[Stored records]
+---+

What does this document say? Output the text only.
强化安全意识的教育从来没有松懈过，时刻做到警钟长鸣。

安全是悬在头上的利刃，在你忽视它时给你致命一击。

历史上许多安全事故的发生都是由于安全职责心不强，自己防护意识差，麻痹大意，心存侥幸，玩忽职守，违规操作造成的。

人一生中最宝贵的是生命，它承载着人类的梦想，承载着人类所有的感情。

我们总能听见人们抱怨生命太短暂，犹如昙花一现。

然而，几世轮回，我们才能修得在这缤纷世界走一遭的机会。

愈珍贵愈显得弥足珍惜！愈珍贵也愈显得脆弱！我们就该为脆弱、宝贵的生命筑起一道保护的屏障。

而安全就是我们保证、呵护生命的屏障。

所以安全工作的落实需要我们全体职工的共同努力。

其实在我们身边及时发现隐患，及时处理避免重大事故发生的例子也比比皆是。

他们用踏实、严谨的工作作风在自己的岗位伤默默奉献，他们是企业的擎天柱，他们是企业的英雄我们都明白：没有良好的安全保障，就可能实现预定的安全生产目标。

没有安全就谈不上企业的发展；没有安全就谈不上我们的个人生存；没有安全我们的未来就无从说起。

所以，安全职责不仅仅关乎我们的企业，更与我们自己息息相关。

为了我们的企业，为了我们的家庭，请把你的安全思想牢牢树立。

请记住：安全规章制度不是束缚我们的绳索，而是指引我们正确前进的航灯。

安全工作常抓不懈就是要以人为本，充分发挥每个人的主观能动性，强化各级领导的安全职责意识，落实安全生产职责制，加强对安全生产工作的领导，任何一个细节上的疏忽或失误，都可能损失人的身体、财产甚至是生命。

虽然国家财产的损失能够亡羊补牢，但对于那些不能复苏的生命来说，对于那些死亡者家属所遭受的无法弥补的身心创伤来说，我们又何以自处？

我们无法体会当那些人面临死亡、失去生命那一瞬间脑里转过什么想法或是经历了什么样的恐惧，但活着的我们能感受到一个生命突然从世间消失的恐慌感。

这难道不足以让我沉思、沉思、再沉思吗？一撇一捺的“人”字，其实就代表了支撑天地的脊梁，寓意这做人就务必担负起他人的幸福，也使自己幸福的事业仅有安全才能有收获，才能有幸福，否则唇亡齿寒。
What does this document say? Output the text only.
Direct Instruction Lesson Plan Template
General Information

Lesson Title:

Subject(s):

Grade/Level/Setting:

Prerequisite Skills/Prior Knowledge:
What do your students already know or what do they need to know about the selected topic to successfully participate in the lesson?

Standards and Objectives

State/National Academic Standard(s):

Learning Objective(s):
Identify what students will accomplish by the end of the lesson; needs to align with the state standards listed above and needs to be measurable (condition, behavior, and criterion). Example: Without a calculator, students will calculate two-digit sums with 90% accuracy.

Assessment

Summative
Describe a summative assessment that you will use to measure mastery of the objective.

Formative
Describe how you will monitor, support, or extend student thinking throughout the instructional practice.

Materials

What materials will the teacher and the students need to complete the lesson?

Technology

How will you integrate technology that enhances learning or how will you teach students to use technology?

+---+

__Task objective__: Reproduce each record exactly, leaving nothing out.

__Response__:
What does this document say? Output the text only.
强化安全意识的教育从来没有松懈过，时刻做到警钟长鸣。

安全是悬在头上的利刃，在你忽视它时给你致命一击。

历史上许多安全事故的发生都是由于安全职责心不强，自己防护意识差，麻痹大意，心存侥幸，玩忽职守，违规操作造成的。

人一生中最宝贵的是生命，它承载着人类的梦想，承载着人类所有的感情。

我们总能听见人们抱怨生命太短暂，犹如昙花一现。

然而，几世轮回，我们才能修得在这缤纷世界走一遭的机会。

愈珍贵愈显得弥足珍惜！愈珍贵也愈显得脆弱！我们就该为脆弱、宝贵的生命筑起一道保护的屏障。

而安全就是我们保证、呵护生命的屏障。

所以安全工作的落实需要我们全体职工的共同努力。

其实在我们身边及时发现隐患，及时处理避免重大事故发生的例子也比比皆是。

他们用踏实、严谨的工作作风在自己的岗位伤默默奉献，他们是企业的擎天柱，他们是企业的英雄我们都明白：没有良好的安全保障，就可能实现预定的安全生产目标。

没有安全就谈不上企业的发展；没有安全就谈不上我们的个人生存；没有安全我们的未来就无从说起。

所以，安全职责不仅仅关乎我们的企业，更与我们自己息息相关。

为了我们的企业，为了我们的家庭，请把你的安全思想牢牢树立。

请记住：安全规章制度不是束缚我们的绳索，而是指引我们正确前进的航灯。

安全工作常抓不懈就是要以人为本，充分发挥每个人的主观能动性，强化各级领导的安全职责意识，落实安全生产职责制，加强对安全生产工作的领导，任何一个细节上的疏忽或失误，都可能损失人的身体、财产甚至是生命。

虽然国家财产的损失能够亡羊补牢，但对于那些不能复苏的生命来说，对于那些死亡者家属所遭受的无法弥补的身心创伤来说，我们又何以自处？

我们无法体会当那些人面临死亡、失去生命那一瞬间脑里转过什么想法或是经历了什么样的恐惧，但活着的我们能感受到一个生命突然从世间消失的恐慌感。

这难道不足以让我沉思、沉思、再沉思吗？一撇一捺的“人”字，其实就代表了支撑天地的脊梁，寓意这做人就务必担负起他人的幸福，也使自己幸福的事业仅有安全才能有收获，才能有幸福，否则唇亡齿寒。
What does this document say? Output the text only.
Direct Instruction Lesson Plan Template
General Information

Lesson Title:

Subject(s):

Grade/Level/Setting:

Prerequisite Skills/Prior Knowledge:
What do your students already know or what do they need to know about the selected topic to successfully participate in the lesson?

Standards and Objectives

State/National Academic Standard(s):

Learning Objective(s):
Identify what students will accomplish by the end of the lesson; needs to align with the state standards listed above and needs to be measurable (condition, behavior, and criterion). Example: Without a calculator, students will calculate two-digit sums with 90% accuracy.

Assessment

Summative
Describe a summative assessment that you will use to measure mastery of the objective.

Formative
Describe how you will monitor, support, or extend student thinking throughout the instructional practice.

Materials

What materials will the teacher and the students need to complete the lesson?

Technology

How will you integrate technology that enhances learning or how will you teach students to use technology?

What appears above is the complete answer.